**AIM OF THE TASK**: Each line containing the word "سایت" must be collected.

**DATA FOR THE TASK**:
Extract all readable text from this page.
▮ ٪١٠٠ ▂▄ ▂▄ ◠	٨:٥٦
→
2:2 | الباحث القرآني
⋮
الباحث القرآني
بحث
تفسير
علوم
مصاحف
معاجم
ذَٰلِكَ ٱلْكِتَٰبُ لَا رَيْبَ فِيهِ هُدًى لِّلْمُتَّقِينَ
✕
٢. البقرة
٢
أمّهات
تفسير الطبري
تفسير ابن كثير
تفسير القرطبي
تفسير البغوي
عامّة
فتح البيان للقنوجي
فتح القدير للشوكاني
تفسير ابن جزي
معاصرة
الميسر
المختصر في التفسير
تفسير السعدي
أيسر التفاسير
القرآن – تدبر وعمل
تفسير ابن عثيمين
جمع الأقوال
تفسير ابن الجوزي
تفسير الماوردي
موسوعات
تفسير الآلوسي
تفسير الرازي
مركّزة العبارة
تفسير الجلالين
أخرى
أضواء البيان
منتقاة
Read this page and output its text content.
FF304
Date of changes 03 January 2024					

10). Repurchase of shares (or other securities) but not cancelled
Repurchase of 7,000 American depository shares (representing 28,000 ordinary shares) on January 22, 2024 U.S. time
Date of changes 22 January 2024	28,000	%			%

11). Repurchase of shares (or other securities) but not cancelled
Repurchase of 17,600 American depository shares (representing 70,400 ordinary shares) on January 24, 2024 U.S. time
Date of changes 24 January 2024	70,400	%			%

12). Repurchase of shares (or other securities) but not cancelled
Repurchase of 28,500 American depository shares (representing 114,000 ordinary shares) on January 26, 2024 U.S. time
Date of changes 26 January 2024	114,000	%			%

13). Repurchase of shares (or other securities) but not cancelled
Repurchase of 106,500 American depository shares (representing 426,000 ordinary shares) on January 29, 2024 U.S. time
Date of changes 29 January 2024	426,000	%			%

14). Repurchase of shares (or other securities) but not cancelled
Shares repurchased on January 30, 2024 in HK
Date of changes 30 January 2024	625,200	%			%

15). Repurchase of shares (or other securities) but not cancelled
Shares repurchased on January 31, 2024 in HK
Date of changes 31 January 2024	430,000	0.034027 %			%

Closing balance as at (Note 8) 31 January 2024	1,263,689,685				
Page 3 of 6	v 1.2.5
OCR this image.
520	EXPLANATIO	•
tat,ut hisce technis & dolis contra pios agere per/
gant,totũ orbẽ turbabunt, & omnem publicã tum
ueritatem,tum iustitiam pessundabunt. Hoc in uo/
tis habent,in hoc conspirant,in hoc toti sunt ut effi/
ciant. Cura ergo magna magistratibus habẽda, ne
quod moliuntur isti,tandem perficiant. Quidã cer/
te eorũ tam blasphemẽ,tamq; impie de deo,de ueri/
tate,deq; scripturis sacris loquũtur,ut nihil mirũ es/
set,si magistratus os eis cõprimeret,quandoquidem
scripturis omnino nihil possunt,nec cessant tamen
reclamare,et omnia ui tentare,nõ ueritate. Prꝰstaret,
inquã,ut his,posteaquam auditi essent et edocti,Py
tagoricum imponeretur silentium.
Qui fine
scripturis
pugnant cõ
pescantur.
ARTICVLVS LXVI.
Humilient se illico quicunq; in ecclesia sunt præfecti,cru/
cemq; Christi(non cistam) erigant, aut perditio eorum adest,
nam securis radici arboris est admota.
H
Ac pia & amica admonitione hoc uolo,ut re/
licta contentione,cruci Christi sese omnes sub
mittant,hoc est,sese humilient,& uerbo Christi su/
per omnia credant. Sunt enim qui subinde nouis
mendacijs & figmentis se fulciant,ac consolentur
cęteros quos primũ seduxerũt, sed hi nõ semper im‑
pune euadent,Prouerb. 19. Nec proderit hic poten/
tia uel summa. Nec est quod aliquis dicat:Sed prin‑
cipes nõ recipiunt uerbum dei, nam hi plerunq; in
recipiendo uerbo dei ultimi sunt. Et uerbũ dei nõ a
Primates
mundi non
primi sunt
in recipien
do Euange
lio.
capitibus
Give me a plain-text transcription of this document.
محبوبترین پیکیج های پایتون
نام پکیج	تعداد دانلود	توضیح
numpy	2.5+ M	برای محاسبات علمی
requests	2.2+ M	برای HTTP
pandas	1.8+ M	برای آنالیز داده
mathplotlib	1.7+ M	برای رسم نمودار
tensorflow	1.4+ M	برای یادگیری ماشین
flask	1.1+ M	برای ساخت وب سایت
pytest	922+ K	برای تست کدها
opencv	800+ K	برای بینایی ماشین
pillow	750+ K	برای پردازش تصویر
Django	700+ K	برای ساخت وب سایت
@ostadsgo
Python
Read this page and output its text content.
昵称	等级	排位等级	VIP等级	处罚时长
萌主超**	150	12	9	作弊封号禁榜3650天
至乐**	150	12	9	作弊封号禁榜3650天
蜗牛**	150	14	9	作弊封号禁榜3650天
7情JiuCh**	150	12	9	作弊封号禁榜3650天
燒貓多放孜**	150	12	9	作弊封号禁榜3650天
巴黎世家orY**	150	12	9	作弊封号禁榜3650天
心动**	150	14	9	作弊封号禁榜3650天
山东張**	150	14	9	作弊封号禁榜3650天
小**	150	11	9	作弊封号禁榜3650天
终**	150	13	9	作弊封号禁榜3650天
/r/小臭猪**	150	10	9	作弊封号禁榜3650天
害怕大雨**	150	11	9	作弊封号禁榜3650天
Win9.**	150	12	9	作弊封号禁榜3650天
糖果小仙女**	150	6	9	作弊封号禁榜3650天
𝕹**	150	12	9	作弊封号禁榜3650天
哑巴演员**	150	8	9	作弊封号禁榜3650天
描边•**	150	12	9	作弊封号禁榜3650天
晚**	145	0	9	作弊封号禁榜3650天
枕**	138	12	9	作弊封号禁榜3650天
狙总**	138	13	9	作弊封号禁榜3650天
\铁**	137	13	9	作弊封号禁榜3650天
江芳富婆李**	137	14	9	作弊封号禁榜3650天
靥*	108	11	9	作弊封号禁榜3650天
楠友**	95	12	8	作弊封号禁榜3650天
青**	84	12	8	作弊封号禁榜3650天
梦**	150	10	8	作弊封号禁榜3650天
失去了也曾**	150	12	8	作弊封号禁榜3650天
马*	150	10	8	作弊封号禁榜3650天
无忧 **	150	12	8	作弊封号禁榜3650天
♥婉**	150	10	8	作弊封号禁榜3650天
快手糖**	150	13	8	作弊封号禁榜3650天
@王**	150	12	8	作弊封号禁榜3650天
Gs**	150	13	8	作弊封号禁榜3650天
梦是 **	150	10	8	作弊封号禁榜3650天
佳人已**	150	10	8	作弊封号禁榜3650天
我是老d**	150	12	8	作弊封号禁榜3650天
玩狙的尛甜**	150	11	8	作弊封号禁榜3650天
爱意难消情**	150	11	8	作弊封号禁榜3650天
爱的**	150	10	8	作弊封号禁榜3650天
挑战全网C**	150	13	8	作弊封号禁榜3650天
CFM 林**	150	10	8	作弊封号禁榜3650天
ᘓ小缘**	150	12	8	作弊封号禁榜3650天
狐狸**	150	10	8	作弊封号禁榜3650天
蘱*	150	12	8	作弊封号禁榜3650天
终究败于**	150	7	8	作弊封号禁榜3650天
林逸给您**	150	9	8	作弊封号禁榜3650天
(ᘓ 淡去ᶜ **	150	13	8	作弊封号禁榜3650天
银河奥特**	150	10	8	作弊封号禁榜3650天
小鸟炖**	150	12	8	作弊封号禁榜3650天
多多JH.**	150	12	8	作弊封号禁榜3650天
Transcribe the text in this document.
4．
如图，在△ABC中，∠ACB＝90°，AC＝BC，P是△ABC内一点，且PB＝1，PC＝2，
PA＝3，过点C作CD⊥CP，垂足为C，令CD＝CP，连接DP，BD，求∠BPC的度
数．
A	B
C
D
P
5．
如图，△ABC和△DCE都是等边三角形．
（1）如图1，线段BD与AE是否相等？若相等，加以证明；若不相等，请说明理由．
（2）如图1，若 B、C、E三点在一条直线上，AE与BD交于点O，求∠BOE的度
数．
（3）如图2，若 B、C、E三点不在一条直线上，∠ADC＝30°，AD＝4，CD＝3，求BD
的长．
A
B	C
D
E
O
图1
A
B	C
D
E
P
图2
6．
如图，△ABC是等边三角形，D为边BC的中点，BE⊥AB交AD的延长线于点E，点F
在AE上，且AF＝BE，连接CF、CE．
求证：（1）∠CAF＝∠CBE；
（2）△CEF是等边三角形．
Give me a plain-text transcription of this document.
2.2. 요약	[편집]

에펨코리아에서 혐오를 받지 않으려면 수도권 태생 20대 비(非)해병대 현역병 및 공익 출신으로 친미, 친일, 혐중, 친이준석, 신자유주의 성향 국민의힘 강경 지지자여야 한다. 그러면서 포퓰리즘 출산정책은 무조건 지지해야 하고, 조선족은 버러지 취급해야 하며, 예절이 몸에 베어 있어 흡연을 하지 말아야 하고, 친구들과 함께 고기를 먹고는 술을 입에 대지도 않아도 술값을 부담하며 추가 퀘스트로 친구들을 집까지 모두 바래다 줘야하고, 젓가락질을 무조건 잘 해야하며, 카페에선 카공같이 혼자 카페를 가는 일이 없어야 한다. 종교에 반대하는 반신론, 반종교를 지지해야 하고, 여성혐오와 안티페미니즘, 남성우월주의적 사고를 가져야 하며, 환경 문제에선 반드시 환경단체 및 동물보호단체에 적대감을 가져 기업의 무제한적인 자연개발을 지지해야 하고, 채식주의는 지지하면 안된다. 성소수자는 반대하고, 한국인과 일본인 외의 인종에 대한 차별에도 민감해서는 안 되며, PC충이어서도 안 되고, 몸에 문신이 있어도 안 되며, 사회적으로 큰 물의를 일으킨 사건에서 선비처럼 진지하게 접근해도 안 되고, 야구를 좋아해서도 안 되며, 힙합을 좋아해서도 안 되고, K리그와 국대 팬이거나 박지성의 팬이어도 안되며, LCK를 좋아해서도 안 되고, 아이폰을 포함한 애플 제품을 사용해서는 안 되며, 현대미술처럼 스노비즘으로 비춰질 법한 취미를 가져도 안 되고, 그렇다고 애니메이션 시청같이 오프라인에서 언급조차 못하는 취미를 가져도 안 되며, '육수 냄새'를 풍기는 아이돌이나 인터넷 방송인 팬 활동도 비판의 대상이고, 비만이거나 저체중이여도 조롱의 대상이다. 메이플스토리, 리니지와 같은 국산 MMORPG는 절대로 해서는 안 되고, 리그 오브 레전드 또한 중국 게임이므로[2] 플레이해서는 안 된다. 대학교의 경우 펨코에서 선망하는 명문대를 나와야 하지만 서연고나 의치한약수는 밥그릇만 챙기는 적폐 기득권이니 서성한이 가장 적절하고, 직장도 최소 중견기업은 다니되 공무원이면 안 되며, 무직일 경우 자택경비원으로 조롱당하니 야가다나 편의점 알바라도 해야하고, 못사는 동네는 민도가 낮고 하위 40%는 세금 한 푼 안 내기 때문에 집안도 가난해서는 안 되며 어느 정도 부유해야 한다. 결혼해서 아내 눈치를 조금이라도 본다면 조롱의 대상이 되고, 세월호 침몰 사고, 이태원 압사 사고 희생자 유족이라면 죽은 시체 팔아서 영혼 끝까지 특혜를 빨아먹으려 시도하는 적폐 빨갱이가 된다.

**THE COMPLETED TASK**:
flask	1.1+ M	برای ساخت وب سایت
Django	700+ K	برای ساخت وب سایت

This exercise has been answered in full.